==== RECORD EXTRACTS
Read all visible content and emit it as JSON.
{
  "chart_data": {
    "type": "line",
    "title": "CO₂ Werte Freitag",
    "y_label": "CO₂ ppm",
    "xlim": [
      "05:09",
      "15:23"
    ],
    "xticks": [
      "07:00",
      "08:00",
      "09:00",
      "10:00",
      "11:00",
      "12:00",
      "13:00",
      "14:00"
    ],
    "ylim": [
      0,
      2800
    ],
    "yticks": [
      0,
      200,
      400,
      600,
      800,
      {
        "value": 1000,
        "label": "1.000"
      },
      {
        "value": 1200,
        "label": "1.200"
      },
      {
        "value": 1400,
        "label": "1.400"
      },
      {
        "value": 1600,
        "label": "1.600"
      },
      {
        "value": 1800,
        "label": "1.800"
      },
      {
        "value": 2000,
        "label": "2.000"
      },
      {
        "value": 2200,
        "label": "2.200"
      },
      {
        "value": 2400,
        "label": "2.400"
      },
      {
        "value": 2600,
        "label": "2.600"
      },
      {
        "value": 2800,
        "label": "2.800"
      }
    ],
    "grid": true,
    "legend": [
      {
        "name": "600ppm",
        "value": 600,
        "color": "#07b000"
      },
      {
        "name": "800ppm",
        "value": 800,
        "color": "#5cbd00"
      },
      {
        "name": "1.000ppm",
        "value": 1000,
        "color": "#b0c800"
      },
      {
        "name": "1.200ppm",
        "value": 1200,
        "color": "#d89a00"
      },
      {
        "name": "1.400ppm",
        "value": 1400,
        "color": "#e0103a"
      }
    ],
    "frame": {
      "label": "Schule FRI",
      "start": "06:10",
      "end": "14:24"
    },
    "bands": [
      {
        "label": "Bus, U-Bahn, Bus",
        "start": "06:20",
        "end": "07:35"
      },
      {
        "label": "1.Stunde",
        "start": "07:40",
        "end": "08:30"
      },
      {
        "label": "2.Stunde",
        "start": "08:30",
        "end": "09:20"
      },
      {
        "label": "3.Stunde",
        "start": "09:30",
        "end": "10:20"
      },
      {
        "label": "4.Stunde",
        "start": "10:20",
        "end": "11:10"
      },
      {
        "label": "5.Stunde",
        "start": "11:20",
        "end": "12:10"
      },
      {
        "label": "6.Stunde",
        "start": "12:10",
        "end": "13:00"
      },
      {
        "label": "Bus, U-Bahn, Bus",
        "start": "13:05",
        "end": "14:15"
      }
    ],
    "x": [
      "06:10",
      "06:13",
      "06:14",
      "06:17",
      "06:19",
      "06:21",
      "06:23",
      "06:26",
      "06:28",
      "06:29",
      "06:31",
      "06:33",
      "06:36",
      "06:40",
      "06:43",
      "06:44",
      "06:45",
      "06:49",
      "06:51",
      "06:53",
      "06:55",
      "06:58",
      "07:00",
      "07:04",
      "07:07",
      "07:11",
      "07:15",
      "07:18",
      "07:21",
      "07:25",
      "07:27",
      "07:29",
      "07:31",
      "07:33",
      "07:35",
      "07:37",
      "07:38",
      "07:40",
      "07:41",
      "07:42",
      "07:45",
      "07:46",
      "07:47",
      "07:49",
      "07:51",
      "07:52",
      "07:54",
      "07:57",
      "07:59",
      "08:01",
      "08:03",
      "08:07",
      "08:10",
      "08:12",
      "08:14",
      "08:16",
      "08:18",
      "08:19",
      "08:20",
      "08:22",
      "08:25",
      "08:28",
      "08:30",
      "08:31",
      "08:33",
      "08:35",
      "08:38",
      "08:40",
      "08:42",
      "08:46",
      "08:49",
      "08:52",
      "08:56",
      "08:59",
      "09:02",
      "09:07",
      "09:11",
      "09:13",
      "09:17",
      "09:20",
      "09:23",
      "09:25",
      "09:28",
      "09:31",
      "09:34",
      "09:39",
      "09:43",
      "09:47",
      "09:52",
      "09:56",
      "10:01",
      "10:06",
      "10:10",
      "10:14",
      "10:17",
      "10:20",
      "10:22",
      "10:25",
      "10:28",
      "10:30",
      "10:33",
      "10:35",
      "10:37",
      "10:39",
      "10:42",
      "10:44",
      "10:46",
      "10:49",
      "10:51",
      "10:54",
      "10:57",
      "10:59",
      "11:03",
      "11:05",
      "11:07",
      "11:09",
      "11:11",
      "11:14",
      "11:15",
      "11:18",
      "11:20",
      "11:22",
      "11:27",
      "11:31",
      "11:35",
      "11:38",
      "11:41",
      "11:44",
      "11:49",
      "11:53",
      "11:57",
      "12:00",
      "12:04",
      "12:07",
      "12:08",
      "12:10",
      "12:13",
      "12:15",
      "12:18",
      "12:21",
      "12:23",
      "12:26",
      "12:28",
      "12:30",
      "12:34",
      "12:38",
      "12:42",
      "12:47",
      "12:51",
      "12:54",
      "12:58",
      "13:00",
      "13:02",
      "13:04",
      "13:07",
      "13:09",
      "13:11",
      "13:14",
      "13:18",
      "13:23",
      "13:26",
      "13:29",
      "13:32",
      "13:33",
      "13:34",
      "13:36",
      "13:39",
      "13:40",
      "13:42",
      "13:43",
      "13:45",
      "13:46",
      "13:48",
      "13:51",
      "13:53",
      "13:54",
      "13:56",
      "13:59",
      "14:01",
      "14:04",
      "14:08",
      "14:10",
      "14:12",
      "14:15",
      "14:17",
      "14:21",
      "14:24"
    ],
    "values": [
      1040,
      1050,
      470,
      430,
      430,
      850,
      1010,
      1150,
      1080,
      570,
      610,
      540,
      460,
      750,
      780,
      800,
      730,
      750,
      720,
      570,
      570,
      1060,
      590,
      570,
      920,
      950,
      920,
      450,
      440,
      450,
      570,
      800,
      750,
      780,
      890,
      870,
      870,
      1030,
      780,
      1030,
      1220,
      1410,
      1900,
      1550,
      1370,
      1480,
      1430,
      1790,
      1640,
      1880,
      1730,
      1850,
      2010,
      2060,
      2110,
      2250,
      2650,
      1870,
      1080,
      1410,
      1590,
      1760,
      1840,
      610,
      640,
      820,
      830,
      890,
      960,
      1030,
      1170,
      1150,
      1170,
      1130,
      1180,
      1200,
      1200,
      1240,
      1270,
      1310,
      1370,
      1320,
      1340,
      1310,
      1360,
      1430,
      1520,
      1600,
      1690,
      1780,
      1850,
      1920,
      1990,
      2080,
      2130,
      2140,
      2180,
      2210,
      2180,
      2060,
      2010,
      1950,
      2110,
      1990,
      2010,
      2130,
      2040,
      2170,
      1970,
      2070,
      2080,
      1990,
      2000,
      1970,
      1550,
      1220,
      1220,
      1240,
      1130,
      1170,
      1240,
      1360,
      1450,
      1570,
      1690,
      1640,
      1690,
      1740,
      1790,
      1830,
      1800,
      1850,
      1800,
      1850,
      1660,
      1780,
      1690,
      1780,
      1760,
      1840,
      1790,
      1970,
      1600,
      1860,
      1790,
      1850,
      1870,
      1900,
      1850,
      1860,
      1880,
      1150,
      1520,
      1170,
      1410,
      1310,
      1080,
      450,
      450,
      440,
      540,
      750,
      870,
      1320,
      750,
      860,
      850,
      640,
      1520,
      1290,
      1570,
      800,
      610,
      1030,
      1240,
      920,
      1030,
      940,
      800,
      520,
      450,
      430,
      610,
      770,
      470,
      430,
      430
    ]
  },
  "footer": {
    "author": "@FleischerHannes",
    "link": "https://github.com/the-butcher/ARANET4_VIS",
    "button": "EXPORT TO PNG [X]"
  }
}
========
Count the lines in which the string "start" appears, then report only that figure.

9